- PROMPT A: Reproduce the churn model notebook excerpt in full, word for word.
__________
# Deployment of Machine Learning Models

We are going to use the churn prediction model from chapters 4 and 5. To make things easier, we are going to reuse the notebook from chapter 04, adding a section concerning the deployment of the model to web service. 


In [1]:
import pandas as pd
import numpy as np
import seaborn as sns
from matplotlib import pyplot as plt

In [56]:
df = pd.read_csv('data/WA_Fn-UseC_-Telco-Customer-Churn.csv')

In [57]:
df.TotalCharges = pd.to_numeric(df.TotalCharges, errors='coerce')
df.TotalCharges = df.TotalCharges.fillna(0)

df.columns = df.columns.str.lower().str.replace(' ', '_')
string_columns = list(df.dtypes[df.dtypes == 'object'].index)

for col in string_columns:
    df[col] = df[col].str.lower().str.replace(' ', '_')

df.churn = (df.churn == 'yes').astype(int)

### Creating train and test sets

In [8]:
from sklearn.model_selection import train_test_split

#Create a train and a test set
df_train_full, df_test = train_test_split(df, test_size=0.2, random_state=1)

# Divide the test set into traind and validation
df_train, df_val = train_test_split(df_train_full, test_size=0.33, random_state=11)
__________
- PROMPT B: Render the rows from their first line through the line with "predicted-star-marker [542, 358, 555, 370]", both included, as a Markdown table with columns Line and Entry, leaving out blank lines.
__________
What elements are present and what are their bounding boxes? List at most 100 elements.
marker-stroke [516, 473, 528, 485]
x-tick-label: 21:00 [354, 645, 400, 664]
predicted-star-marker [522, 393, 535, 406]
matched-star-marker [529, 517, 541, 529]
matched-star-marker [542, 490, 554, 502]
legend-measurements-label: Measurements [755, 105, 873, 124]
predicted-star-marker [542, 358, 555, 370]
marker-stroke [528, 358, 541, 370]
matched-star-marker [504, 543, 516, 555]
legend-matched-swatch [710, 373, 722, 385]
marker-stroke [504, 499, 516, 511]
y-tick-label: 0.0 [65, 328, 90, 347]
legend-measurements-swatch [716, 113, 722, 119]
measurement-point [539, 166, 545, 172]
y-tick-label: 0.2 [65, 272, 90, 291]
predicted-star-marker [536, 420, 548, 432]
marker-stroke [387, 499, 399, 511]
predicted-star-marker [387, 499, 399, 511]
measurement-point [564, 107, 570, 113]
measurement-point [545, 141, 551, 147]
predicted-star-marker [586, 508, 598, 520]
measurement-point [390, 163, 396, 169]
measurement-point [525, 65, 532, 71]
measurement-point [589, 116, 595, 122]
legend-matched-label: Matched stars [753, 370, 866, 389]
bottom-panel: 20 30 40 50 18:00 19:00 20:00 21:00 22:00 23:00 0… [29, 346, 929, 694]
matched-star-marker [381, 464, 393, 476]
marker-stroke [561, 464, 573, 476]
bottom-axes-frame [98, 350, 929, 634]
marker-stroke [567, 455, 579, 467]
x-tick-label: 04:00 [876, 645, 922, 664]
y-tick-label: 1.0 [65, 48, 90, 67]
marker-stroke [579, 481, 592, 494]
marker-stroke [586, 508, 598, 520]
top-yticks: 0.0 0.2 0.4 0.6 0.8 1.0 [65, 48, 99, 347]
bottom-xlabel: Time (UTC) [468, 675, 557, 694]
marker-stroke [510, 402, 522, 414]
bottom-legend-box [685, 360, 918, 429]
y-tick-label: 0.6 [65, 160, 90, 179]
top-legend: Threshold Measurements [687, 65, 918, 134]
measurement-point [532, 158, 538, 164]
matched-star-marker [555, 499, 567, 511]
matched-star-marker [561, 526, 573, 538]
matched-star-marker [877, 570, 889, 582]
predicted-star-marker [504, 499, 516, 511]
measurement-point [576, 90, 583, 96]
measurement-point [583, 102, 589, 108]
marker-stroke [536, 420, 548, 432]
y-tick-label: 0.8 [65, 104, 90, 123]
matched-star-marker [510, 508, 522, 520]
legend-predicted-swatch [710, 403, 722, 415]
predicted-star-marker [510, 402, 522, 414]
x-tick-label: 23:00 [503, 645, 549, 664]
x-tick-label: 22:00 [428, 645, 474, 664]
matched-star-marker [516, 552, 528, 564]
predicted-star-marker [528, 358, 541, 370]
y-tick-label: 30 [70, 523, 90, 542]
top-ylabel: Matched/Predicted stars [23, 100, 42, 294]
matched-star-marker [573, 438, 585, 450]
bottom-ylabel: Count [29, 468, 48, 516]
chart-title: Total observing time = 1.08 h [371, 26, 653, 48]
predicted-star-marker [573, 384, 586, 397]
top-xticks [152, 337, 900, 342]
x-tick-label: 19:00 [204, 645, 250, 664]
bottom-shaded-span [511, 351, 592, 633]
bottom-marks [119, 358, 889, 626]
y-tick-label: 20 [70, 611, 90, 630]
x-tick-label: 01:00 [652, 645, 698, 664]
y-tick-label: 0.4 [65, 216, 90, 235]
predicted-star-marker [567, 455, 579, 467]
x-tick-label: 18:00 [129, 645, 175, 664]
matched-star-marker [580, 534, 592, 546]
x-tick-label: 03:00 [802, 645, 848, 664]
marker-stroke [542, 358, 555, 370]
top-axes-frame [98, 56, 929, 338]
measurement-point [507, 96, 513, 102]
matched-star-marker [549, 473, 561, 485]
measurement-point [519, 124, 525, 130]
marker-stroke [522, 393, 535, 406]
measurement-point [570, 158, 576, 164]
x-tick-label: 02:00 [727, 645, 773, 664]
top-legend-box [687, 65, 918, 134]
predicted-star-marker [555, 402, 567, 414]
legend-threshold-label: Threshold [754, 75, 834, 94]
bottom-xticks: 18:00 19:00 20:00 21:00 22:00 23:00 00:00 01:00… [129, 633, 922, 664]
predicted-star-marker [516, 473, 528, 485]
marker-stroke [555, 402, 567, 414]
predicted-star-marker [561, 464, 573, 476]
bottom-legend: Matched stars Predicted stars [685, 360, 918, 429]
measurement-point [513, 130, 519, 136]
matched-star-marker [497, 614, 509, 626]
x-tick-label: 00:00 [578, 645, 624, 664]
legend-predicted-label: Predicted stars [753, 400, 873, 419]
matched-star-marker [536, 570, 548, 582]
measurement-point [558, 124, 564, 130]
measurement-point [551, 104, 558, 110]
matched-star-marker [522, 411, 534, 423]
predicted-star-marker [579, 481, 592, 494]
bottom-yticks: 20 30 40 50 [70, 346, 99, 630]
__________
- EXERCISE OUTPUT A:
# Deployment of Machine Learning Models

We are going to use the churn prediction model from chapters 4 and 5. To make things easier, we are going to reuse the notebook from chapter 04, adding a section concerning the deployment of the model to web service. 


In [1]:
import pandas as pd
import numpy as np
import seaborn as sns
from matplotlib import pyplot as plt

In [56]:
df = pd.read_csv('data/WA_Fn-UseC_-Telco-Customer-Churn.csv')

In [57]:
df.TotalCharges = pd.to_numeric(df.TotalCharges, errors='coerce')
df.TotalCharges = df.TotalCharges.fillna(0)

df.columns = df.columns.str.lower().str.replace(' ', '_')
string_columns = list(df.dtypes[df.dtypes == 'object'].index)

for col in string_columns:
    df[col] = df[col].str.lower().str.replace(' ', '_')

df.churn = (df.churn == 'yes').astype(int)

### Creating train and test sets

In [8]:
from sklearn.model_selection import train_test_split

#Create a train and a test set
df_train_full, df_test = train_test_split(df, test_size=0.2, random_state=1)

# Divide the test set into traind and validation
df_train, df_val = train_test_split(df_train_full, test_size=0.33, random_state=11)

- EXERCISE OUTPUT B:
| Line | Entry |
|---|---|
| 1 | What elements are present and what are their bounding boxes? List at most 100 elements. |
| 2 | marker-stroke [516, 473, 528, 485] |
| 3 | x-tick-label: 21:00 [354, 645, 400, 664] |
| 4 | predicted-star-marker [522, 393, 535, 406] |
| 5 | matched-star-marker [529, 517, 541, 529] |
| 6 | matched-star-marker [542, 490, 554, 502] |
| 7 | legend-measurements-label: Measurements [755, 105, 873, 124] |
| 8 | predicted-star-marker [542, 358, 555, 370] |